- [Objective] From the entries below, copy out every line with "fait" in it.

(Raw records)
________
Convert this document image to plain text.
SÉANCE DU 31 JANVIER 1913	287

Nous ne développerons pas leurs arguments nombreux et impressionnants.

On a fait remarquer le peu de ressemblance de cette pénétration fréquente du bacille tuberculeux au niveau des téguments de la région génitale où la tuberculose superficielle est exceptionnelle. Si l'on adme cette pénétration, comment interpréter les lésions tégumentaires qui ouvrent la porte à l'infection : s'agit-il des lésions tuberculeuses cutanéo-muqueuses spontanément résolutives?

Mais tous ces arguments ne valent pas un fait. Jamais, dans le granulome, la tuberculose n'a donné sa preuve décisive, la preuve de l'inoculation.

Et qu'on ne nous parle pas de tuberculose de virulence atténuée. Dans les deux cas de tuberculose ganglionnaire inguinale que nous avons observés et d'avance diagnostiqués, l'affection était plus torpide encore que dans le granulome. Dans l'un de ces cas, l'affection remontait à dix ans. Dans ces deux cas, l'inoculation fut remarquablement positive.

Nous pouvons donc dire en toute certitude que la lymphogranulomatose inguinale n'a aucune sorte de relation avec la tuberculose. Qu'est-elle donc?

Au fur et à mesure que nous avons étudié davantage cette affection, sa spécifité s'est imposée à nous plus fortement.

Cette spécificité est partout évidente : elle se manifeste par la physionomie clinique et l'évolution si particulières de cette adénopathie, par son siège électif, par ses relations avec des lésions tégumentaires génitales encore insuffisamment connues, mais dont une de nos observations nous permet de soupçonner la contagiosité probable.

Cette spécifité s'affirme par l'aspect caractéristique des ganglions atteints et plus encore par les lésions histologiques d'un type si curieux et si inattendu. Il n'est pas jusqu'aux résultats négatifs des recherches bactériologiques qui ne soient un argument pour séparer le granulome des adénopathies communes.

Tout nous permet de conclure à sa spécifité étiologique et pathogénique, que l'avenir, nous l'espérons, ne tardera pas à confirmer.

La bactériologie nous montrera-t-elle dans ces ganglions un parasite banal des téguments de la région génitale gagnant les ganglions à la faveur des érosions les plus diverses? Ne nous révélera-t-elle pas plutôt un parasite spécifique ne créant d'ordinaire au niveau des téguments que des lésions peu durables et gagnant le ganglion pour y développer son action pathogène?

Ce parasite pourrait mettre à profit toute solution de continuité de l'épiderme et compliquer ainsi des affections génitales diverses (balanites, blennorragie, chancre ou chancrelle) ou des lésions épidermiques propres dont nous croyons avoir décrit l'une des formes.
________
- [Output of the exercise]
On a fait remarquer le peu de ressemblance de cette pénétration fréquente du bacille tuberculeux au niveau des téguments de la région génitale où la tuberculose superficielle est exceptionnelle. Si l'on adme cette pénétration, comment interpréter les lésions tégumentaires qui ouvrent la porte à l'infection : s'agit-il des lésions tuberculeuses cutanéo-muqueuses spontanément résolutives?
Mais tous ces arguments ne valent pas un fait. Jamais, dans le granulome, la tuberculose n'a donné sa preuve décisive, la preuve de l'inoculation.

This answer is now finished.